EXERCISE GOAL –
Please pull out every line that includes the string "Templates".

** begin **

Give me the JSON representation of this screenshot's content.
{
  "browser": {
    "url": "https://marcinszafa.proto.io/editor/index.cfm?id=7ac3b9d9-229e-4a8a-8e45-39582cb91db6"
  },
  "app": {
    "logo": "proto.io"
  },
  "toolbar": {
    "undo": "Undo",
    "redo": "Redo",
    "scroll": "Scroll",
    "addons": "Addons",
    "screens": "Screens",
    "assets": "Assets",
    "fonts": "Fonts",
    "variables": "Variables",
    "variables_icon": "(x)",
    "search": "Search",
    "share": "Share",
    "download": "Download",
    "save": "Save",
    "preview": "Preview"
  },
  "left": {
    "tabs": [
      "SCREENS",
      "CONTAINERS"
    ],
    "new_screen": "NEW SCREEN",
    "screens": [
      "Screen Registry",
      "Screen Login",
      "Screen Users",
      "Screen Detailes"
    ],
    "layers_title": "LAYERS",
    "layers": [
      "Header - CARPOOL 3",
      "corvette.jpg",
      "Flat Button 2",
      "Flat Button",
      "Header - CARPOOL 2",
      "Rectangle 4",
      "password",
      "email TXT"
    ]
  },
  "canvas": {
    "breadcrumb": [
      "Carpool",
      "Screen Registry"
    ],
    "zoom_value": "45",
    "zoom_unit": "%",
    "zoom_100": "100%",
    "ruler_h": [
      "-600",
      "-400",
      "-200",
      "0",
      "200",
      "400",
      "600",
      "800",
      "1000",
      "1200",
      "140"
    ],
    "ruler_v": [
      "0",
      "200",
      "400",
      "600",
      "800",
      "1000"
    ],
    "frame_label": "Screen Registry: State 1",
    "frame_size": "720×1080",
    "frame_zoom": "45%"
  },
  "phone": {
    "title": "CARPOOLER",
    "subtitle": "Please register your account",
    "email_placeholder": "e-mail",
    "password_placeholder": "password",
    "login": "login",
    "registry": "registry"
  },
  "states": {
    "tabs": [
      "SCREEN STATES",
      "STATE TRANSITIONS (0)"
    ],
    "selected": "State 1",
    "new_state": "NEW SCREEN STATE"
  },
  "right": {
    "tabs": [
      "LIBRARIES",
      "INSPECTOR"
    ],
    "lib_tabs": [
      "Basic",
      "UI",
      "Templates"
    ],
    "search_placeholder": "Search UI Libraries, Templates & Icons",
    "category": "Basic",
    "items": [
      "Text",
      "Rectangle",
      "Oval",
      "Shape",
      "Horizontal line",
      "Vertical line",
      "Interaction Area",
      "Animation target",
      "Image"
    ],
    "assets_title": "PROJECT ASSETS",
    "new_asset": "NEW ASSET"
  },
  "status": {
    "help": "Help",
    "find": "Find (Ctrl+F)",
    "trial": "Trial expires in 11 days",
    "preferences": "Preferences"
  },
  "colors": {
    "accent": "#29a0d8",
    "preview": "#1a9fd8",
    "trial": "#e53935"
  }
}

** end **

RESULT BELOW –
      "Templates"
    "search_placeholder": "Search UI Libraries, Templates & Icons",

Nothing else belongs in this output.